Task details: Each entry below should be written out exactly as it is, with no pictures.

Records supplied:

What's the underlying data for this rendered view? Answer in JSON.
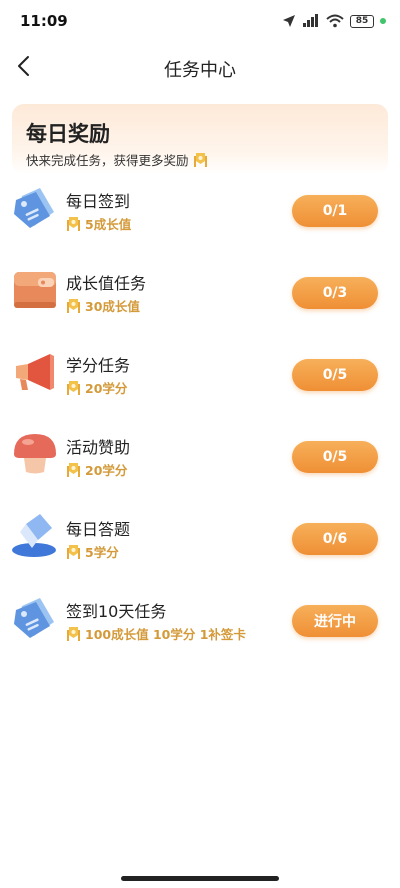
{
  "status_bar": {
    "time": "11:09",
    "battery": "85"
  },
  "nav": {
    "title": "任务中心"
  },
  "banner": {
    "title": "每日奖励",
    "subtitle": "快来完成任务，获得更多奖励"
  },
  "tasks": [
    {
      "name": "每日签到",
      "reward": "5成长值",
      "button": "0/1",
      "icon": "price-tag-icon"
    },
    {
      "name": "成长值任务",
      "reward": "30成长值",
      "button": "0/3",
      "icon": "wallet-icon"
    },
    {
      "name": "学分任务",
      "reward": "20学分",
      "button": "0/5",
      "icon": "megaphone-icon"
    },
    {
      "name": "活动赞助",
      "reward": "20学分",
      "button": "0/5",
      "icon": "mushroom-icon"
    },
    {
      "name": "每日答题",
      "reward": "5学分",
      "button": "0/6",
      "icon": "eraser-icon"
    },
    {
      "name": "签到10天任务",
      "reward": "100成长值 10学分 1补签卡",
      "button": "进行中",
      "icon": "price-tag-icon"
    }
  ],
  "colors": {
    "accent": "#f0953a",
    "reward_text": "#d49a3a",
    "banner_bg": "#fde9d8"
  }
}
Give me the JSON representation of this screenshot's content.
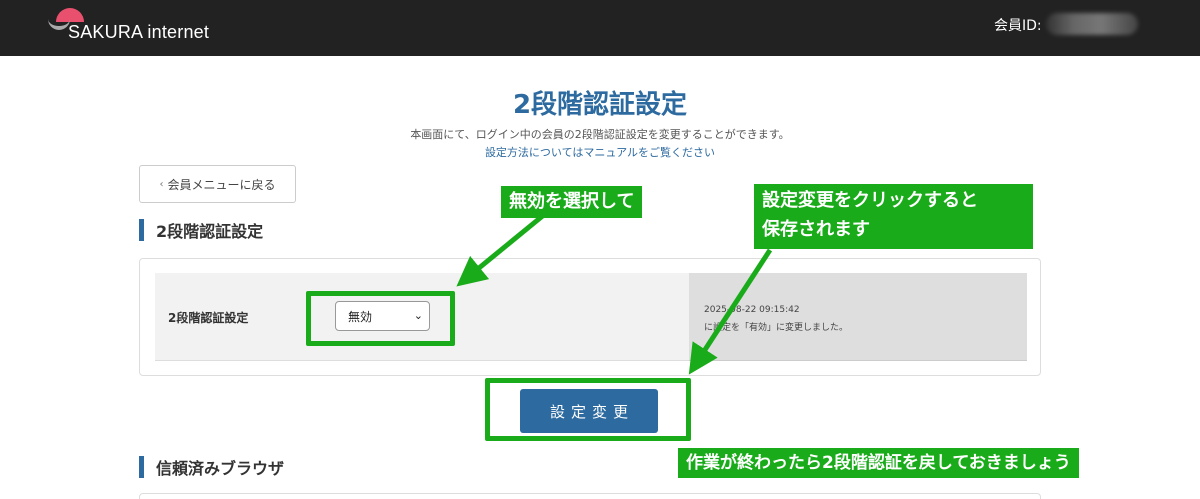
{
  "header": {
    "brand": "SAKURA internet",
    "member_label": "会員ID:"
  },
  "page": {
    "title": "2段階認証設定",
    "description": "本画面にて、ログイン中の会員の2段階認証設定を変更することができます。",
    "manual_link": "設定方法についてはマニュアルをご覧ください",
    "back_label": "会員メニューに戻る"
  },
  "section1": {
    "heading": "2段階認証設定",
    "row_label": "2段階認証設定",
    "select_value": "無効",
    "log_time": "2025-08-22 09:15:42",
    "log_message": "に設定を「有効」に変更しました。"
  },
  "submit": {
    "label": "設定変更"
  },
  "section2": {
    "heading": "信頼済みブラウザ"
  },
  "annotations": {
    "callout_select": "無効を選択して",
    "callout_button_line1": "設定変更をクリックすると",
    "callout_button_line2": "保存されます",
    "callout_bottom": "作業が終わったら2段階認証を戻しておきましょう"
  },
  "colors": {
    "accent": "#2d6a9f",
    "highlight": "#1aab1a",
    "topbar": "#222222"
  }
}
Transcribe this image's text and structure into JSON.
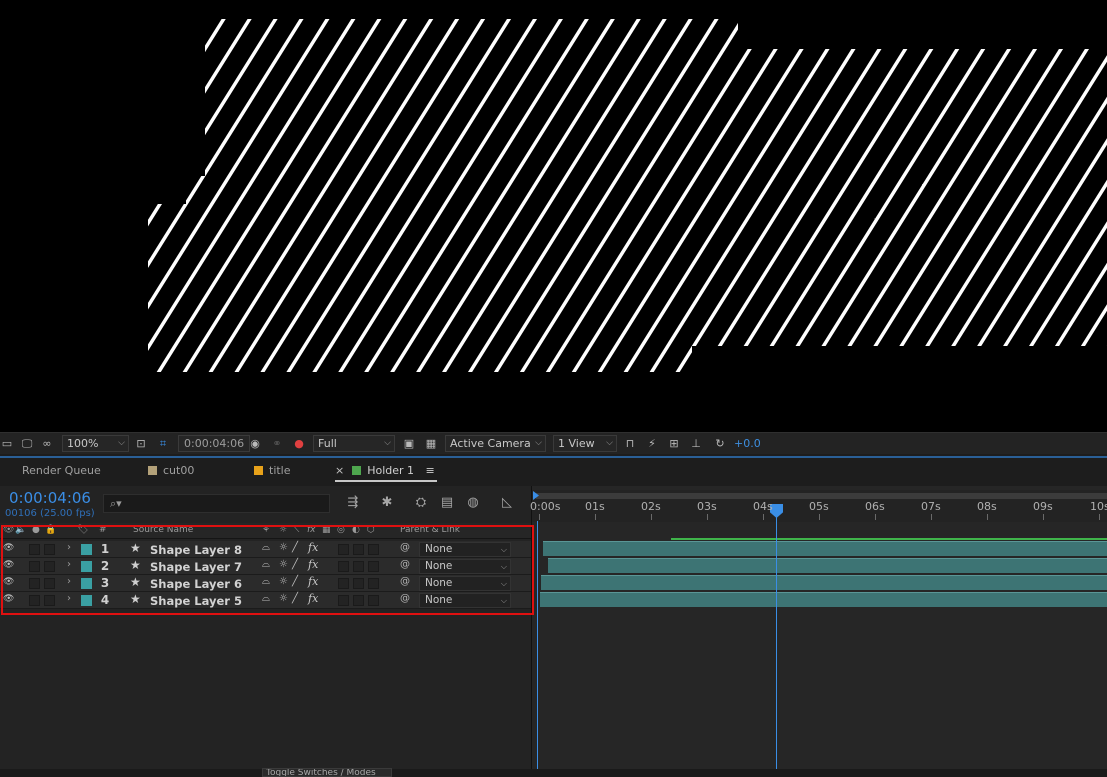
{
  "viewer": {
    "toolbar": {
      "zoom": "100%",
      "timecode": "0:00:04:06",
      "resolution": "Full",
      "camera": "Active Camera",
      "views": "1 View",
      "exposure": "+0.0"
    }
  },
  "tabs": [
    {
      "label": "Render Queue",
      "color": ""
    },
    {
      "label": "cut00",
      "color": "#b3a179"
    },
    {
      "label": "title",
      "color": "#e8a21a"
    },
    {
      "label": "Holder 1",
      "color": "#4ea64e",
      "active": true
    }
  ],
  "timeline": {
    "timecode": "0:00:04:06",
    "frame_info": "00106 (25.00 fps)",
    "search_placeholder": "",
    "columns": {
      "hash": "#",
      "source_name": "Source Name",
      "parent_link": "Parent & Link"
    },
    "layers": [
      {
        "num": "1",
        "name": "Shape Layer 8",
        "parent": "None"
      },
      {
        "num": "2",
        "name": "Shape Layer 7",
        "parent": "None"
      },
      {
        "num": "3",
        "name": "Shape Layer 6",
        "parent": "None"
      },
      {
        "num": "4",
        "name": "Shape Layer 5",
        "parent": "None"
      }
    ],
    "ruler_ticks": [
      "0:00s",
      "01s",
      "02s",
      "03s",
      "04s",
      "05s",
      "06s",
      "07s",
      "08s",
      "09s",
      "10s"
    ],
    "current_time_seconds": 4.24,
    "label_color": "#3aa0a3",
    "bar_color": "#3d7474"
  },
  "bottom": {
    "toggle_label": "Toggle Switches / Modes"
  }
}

Expected answer:
What's the underlying data for this rendered view? Answer in JSON.
{
  "status_bar": {
    "time": "11:09",
    "battery": "85"
  },
  "nav": {
    "title": "任务中心"
  },
  "banner": {
    "title": "每日奖励",
    "subtitle": "快来完成任务，获得更多奖励"
  },
  "tasks": [
    {
      "name": "每日签到",
      "reward": "5成长值",
      "button": "0/1",
      "icon": "price-tag-icon"
    },
    {
      "name": "成长值任务",
      "reward": "30成长值",
      "button": "0/3",
      "icon": "wallet-icon"
    },
    {
      "name": "学分任务",
      "reward": "20学分",
      "button": "0/5",
      "icon": "megaphone-icon"
    },
    {
      "name": "活动赞助",
      "reward": "20学分",
      "button": "0/5",
      "icon": "mushroom-icon"
    },
    {
      "name": "每日答题",
      "reward": "5学分",
      "button": "0/6",
      "icon": "eraser-icon"
    },
    {
      "name": "签到10天任务",
      "reward": "100成长值 10学分 1补签卡",
      "button": "进行中",
      "icon": "price-tag-icon"
    }
  ],
  "colors": {
    "accent": "#f0953a",
    "reward_text": "#d49a3a",
    "banner_bg": "#fde9d8"
  }
}
Give me the JSON representation of this screenshot's content.
{
  "header": {
    "brand": "SAKURA internet",
    "member_label": "会員ID:"
  },
  "page": {
    "title": "2段階認証設定",
    "description": "本画面にて、ログイン中の会員の2段階認証設定を変更することができます。",
    "manual_link": "設定方法についてはマニュアルをご覧ください",
    "back_label": "会員メニューに戻る"
  },
  "section1": {
    "heading": "2段階認証設定",
    "row_label": "2段階認証設定",
    "select_value": "無効",
    "log_time": "2025-08-22 09:15:42",
    "log_message": "に設定を「有効」に変更しました。"
  },
  "submit": {
    "label": "設定変更"
  },
  "section2": {
    "heading": "信頼済みブラウザ"
  },
  "annotations": {
    "callout_select": "無効を選択して",
    "callout_button_line1": "設定変更をクリックすると",
    "callout_button_line2": "保存されます",
    "callout_bottom": "作業が終わったら2段階認証を戻しておきましょう"
  },
  "colors": {
    "accent": "#2d6a9f",
    "highlight": "#1aab1a",
    "topbar": "#222222"
  }
}
Transcribe this image's text and structure into JSON.
{
  "viewer": {
    "toolbar": {
      "zoom": "100%",
      "timecode": "0:00:04:06",
      "resolution": "Full",
      "camera": "Active Camera",
      "views": "1 View",
      "exposure": "+0.0"
    }
  },
  "tabs": [
    {
      "label": "Render Queue",
      "color": ""
    },
    {
      "label": "cut00",
      "color": "#b3a179"
    },
    {
      "label": "title",
      "color": "#e8a21a"
    },
    {
      "label": "Holder 1",
      "color": "#4ea64e",
      "active": true
    }
  ],
  "timeline": {
    "timecode": "0:00:04:06",
    "frame_info": "00106 (25.00 fps)",
    "search_placeholder": "",
    "columns": {
      "hash": "#",
      "source_name": "Source Name",
      "parent_link": "Parent & Link"
    },
    "layers": [
      {
        "num": "1",
        "name": "Shape Layer 8",
        "parent": "None"
      },
      {
        "num": "2",
        "name": "Shape Layer 7",
        "parent": "None"
      },
      {
        "num": "3",
        "name": "Shape Layer 6",
        "parent": "None"
      },
      {
        "num": "4",
        "name": "Shape Layer 5",
        "parent": "None"
      }
    ],
    "ruler_ticks": [
      "0:00s",
      "01s",
      "02s",
      "03s",
      "04s",
      "05s",
      "06s",
      "07s",
      "08s",
      "09s",
      "10s"
    ],
    "current_time_seconds": 4.24,
    "label_color": "#3aa0a3",
    "bar_color": "#3d7474"
  },
  "bottom": {
    "toggle_label": "Toggle Switches / Modes"
  }
}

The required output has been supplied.